### Problem to solve
Extract from the listing each line in which the word "title" appears.

### Input data
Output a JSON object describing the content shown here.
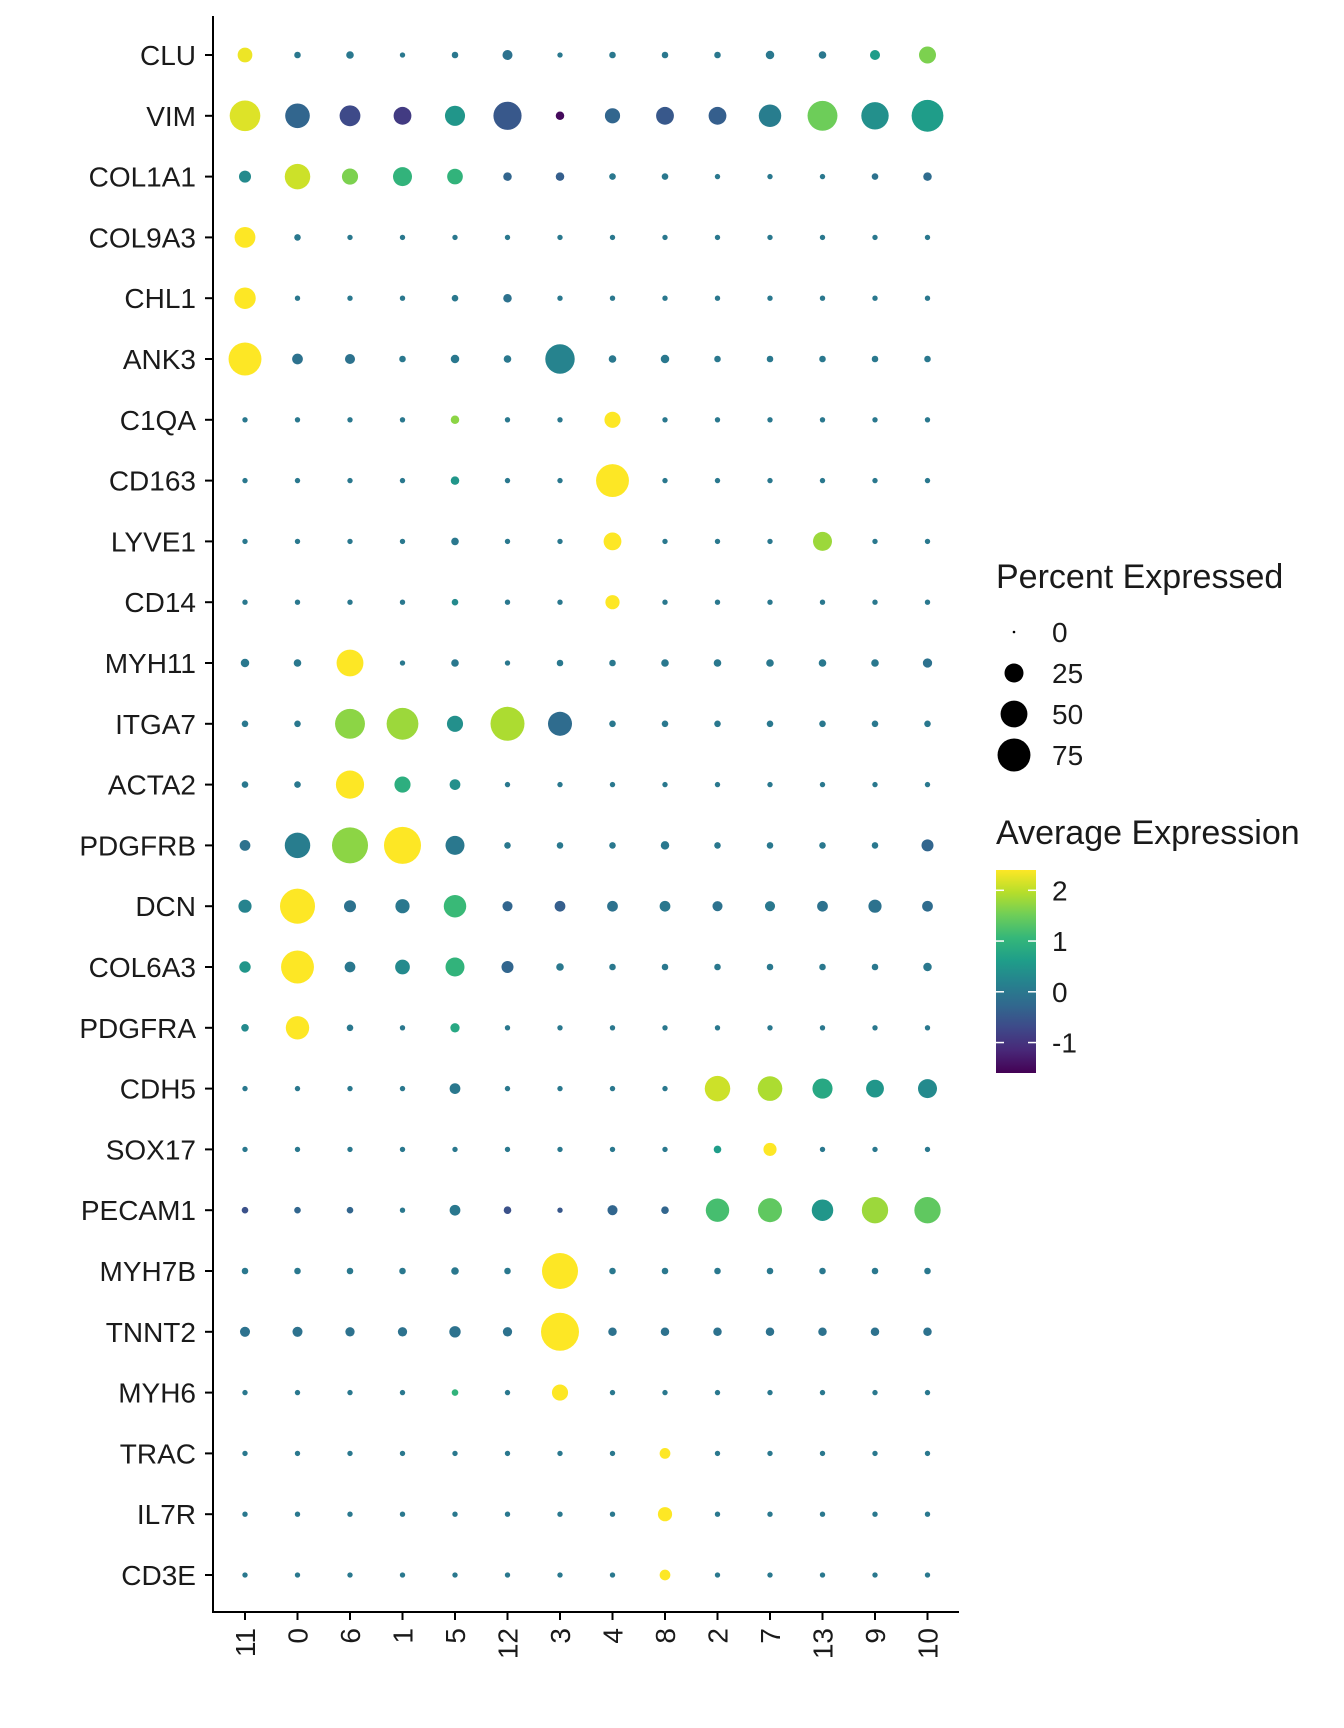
{
  "chart_data": {
    "type": "dotplot",
    "title": "",
    "xlabel": "",
    "ylabel": "",
    "clusters": [
      "11",
      "0",
      "6",
      "1",
      "5",
      "12",
      "3",
      "4",
      "8",
      "2",
      "7",
      "13",
      "9",
      "10"
    ],
    "genes": [
      "CLU",
      "VIM",
      "COL1A1",
      "COL9A3",
      "CHL1",
      "ANK3",
      "C1QA",
      "CD163",
      "LYVE1",
      "CD14",
      "MYH11",
      "ITGA7",
      "ACTA2",
      "PDGFRB",
      "DCN",
      "COL6A3",
      "PDGFRA",
      "CDH5",
      "SOX17",
      "PECAM1",
      "MYH7B",
      "TNNT2",
      "MYH6",
      "TRAC",
      "IL7R",
      "CD3E"
    ],
    "pct_scale_max": 100,
    "color_range": [
      -1.6,
      2.4
    ],
    "rows": [
      {
        "gene": "CLU",
        "pct": [
          15,
          3,
          4,
          2,
          3,
          7,
          2,
          3,
          3,
          3,
          5,
          4,
          7,
          20
        ],
        "avg": [
          2.3,
          0.0,
          0.0,
          0.0,
          0.0,
          -0.1,
          0.0,
          0.0,
          0.0,
          0.0,
          0.0,
          0.0,
          0.6,
          1.6
        ]
      },
      {
        "gene": "VIM",
        "pct": [
          65,
          42,
          30,
          22,
          28,
          55,
          5,
          16,
          22,
          22,
          35,
          62,
          52,
          70
        ],
        "avg": [
          2.2,
          -0.3,
          -0.7,
          -0.9,
          0.5,
          -0.5,
          -1.5,
          -0.3,
          -0.5,
          -0.4,
          0.1,
          1.5,
          0.4,
          0.6
        ]
      },
      {
        "gene": "COL1A1",
        "pct": [
          10,
          45,
          18,
          25,
          17,
          5,
          5,
          3,
          3,
          2,
          2,
          2,
          3,
          5
        ],
        "avg": [
          0.3,
          2.1,
          1.6,
          1.0,
          1.0,
          -0.3,
          -0.4,
          0.0,
          0.0,
          0.0,
          0.0,
          0.0,
          -0.1,
          -0.2
        ]
      },
      {
        "gene": "COL9A3",
        "pct": [
          30,
          3,
          2,
          2,
          2,
          2,
          2,
          2,
          2,
          2,
          2,
          2,
          2,
          2
        ],
        "avg": [
          2.4,
          0.0,
          0.0,
          0.0,
          0.0,
          0.0,
          0.0,
          0.0,
          0.0,
          0.0,
          0.0,
          0.0,
          0.0,
          0.0
        ]
      },
      {
        "gene": "CHL1",
        "pct": [
          32,
          2,
          2,
          2,
          3,
          5,
          2,
          2,
          2,
          2,
          2,
          2,
          2,
          2
        ],
        "avg": [
          2.4,
          0.0,
          0.0,
          0.0,
          0.0,
          -0.1,
          0.0,
          0.0,
          0.0,
          0.0,
          0.0,
          0.0,
          0.0,
          0.0
        ]
      },
      {
        "gene": "ANK3",
        "pct": [
          75,
          8,
          7,
          3,
          5,
          4,
          60,
          4,
          5,
          3,
          3,
          3,
          3,
          3
        ],
        "avg": [
          2.4,
          -0.1,
          -0.1,
          0.0,
          0.0,
          0.0,
          0.2,
          0.0,
          0.0,
          0.0,
          0.0,
          0.0,
          0.0,
          0.0
        ]
      },
      {
        "gene": "C1QA",
        "pct": [
          2,
          2,
          2,
          2,
          5,
          2,
          2,
          18,
          2,
          2,
          2,
          2,
          2,
          2
        ],
        "avg": [
          0.0,
          0.0,
          0.0,
          0.0,
          1.7,
          0.0,
          0.0,
          2.4,
          0.0,
          0.0,
          0.0,
          0.0,
          0.0,
          0.0
        ]
      },
      {
        "gene": "CD163",
        "pct": [
          2,
          2,
          2,
          2,
          5,
          2,
          2,
          75,
          2,
          2,
          2,
          2,
          2,
          2
        ],
        "avg": [
          0.0,
          0.0,
          0.0,
          0.0,
          0.5,
          0.0,
          0.0,
          2.4,
          0.0,
          0.0,
          0.0,
          0.0,
          0.0,
          0.0
        ]
      },
      {
        "gene": "LYVE1",
        "pct": [
          2,
          2,
          2,
          2,
          4,
          2,
          2,
          22,
          2,
          2,
          2,
          25,
          2,
          2
        ],
        "avg": [
          0.0,
          0.0,
          0.0,
          0.0,
          0.0,
          0.0,
          0.0,
          2.4,
          0.0,
          0.0,
          0.0,
          1.8,
          0.0,
          0.0
        ]
      },
      {
        "gene": "CD14",
        "pct": [
          2,
          2,
          2,
          2,
          3,
          2,
          2,
          14,
          2,
          2,
          2,
          2,
          2,
          2
        ],
        "avg": [
          0.0,
          0.0,
          0.0,
          0.0,
          0.3,
          0.0,
          0.0,
          2.4,
          0.0,
          0.0,
          0.0,
          0.0,
          0.0,
          0.0
        ]
      },
      {
        "gene": "MYH11",
        "pct": [
          5,
          4,
          50,
          2,
          4,
          2,
          3,
          3,
          4,
          4,
          4,
          4,
          4,
          6
        ],
        "avg": [
          0.0,
          0.0,
          2.4,
          0.0,
          0.0,
          0.0,
          0.0,
          0.0,
          0.0,
          0.0,
          0.0,
          0.0,
          0.0,
          -0.1
        ]
      },
      {
        "gene": "ITGA7",
        "pct": [
          3,
          3,
          62,
          70,
          18,
          80,
          40,
          3,
          3,
          3,
          3,
          3,
          3,
          3
        ],
        "avg": [
          0.0,
          0.0,
          1.7,
          1.8,
          0.4,
          1.9,
          -0.2,
          0.0,
          0.0,
          0.0,
          0.0,
          0.0,
          0.0,
          0.0
        ]
      },
      {
        "gene": "ACTA2",
        "pct": [
          3,
          3,
          55,
          18,
          8,
          2,
          2,
          2,
          2,
          2,
          2,
          2,
          2,
          2
        ],
        "avg": [
          0.0,
          0.0,
          2.4,
          0.9,
          0.4,
          0.0,
          0.0,
          0.0,
          0.0,
          0.0,
          0.0,
          0.0,
          0.0,
          0.0
        ]
      },
      {
        "gene": "PDGFRB",
        "pct": [
          8,
          45,
          90,
          95,
          25,
          3,
          3,
          3,
          5,
          3,
          3,
          3,
          3,
          10
        ],
        "avg": [
          -0.1,
          0.1,
          1.7,
          2.4,
          0.0,
          0.0,
          0.0,
          0.0,
          0.0,
          0.0,
          0.0,
          0.0,
          0.0,
          -0.3
        ]
      },
      {
        "gene": "DCN",
        "pct": [
          12,
          85,
          10,
          14,
          35,
          7,
          8,
          8,
          8,
          7,
          7,
          8,
          12,
          8
        ],
        "avg": [
          0.2,
          2.4,
          -0.1,
          0.0,
          1.1,
          -0.3,
          -0.4,
          -0.1,
          0.0,
          -0.1,
          0.0,
          -0.1,
          -0.1,
          -0.2
        ]
      },
      {
        "gene": "COL6A3",
        "pct": [
          9,
          75,
          8,
          15,
          25,
          10,
          4,
          3,
          3,
          3,
          3,
          3,
          3,
          5
        ],
        "avg": [
          0.5,
          2.4,
          0.0,
          0.3,
          1.0,
          -0.3,
          0.0,
          0.0,
          0.0,
          0.0,
          0.0,
          0.0,
          0.0,
          0.0
        ]
      },
      {
        "gene": "PDGFRA",
        "pct": [
          4,
          38,
          3,
          2,
          6,
          2,
          2,
          2,
          2,
          2,
          2,
          2,
          2,
          2
        ],
        "avg": [
          0.3,
          2.4,
          0.0,
          0.0,
          0.8,
          0.0,
          0.0,
          0.0,
          0.0,
          0.0,
          0.0,
          0.0,
          0.0,
          0.0
        ]
      },
      {
        "gene": "CDH5",
        "pct": [
          2,
          2,
          2,
          2,
          8,
          2,
          2,
          2,
          2,
          45,
          42,
          28,
          22,
          25
        ],
        "avg": [
          0.0,
          0.0,
          0.0,
          0.0,
          0.0,
          0.0,
          0.0,
          0.0,
          0.0,
          2.1,
          1.9,
          0.8,
          0.5,
          0.3
        ]
      },
      {
        "gene": "SOX17",
        "pct": [
          2,
          2,
          2,
          2,
          2,
          2,
          2,
          2,
          2,
          4,
          12,
          2,
          2,
          2
        ],
        "avg": [
          0.0,
          0.0,
          0.0,
          0.0,
          0.0,
          0.0,
          0.0,
          0.0,
          0.0,
          0.6,
          2.4,
          0.0,
          0.0,
          0.0
        ]
      },
      {
        "gene": "PECAM1",
        "pct": [
          3,
          3,
          3,
          2,
          8,
          4,
          2,
          7,
          4,
          38,
          40,
          32,
          48,
          48
        ],
        "avg": [
          -0.6,
          -0.3,
          -0.3,
          0.0,
          0.0,
          -0.6,
          -0.5,
          -0.3,
          -0.3,
          1.2,
          1.4,
          0.5,
          1.8,
          1.4
        ]
      },
      {
        "gene": "MYH7B",
        "pct": [
          3,
          3,
          3,
          3,
          4,
          3,
          90,
          3,
          3,
          3,
          3,
          3,
          3,
          3
        ],
        "avg": [
          0.0,
          0.0,
          0.0,
          0.0,
          0.0,
          0.0,
          2.4,
          0.0,
          0.0,
          0.0,
          0.0,
          0.0,
          0.0,
          0.0
        ]
      },
      {
        "gene": "TNNT2",
        "pct": [
          7,
          7,
          6,
          6,
          9,
          6,
          100,
          5,
          5,
          5,
          5,
          5,
          5,
          5
        ],
        "avg": [
          -0.1,
          -0.1,
          -0.1,
          -0.1,
          -0.1,
          -0.1,
          2.4,
          -0.1,
          -0.1,
          -0.1,
          -0.1,
          -0.1,
          -0.1,
          -0.1
        ]
      },
      {
        "gene": "MYH6",
        "pct": [
          2,
          2,
          2,
          2,
          3,
          2,
          18,
          2,
          2,
          2,
          2,
          2,
          2,
          2
        ],
        "avg": [
          0.0,
          0.0,
          0.0,
          0.0,
          1.0,
          0.0,
          2.4,
          0.0,
          0.0,
          0.0,
          0.0,
          0.0,
          0.0,
          0.0
        ]
      },
      {
        "gene": "TRAC",
        "pct": [
          2,
          2,
          2,
          2,
          2,
          2,
          2,
          2,
          8,
          2,
          2,
          2,
          2,
          2
        ],
        "avg": [
          0.0,
          0.0,
          0.0,
          0.0,
          0.0,
          0.0,
          0.0,
          0.0,
          2.4,
          0.0,
          0.0,
          0.0,
          0.0,
          0.0
        ]
      },
      {
        "gene": "IL7R",
        "pct": [
          2,
          2,
          2,
          2,
          2,
          2,
          2,
          2,
          14,
          2,
          2,
          2,
          2,
          2
        ],
        "avg": [
          0.0,
          0.0,
          0.0,
          0.0,
          0.0,
          0.0,
          0.0,
          0.0,
          2.4,
          0.0,
          0.0,
          0.0,
          0.0,
          0.0
        ]
      },
      {
        "gene": "CD3E",
        "pct": [
          2,
          2,
          2,
          2,
          2,
          2,
          2,
          2,
          8,
          2,
          2,
          2,
          2,
          2
        ],
        "avg": [
          0.0,
          0.0,
          0.0,
          0.0,
          0.0,
          0.0,
          0.0,
          0.0,
          2.4,
          0.0,
          0.0,
          0.0,
          0.0,
          0.0
        ]
      }
    ],
    "legend_size": {
      "title": "Percent Expressed",
      "values": [
        0,
        25,
        50,
        75
      ],
      "labels": [
        "0",
        "25",
        "50",
        "75"
      ]
    },
    "legend_color": {
      "title": "Average Expression",
      "ticks": [
        2,
        1,
        0,
        -1
      ],
      "labels": [
        "2",
        "1",
        "0",
        "-1"
      ],
      "colormap": "viridis",
      "stops": [
        "#440154",
        "#482878",
        "#3e4989",
        "#31688e",
        "#26828e",
        "#1f9e89",
        "#35b779",
        "#6ece58",
        "#b5de2b",
        "#fde725"
      ]
    }
  }
}
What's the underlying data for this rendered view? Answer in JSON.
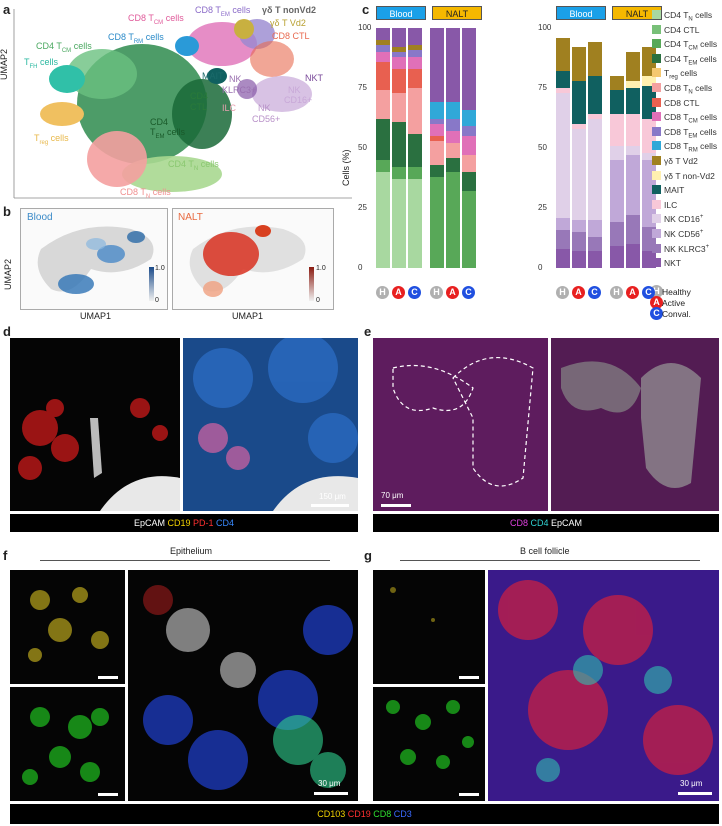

### Answer for the task
    "title": "",
      "title": "Percent Expressed",
      "title": "Average Expression",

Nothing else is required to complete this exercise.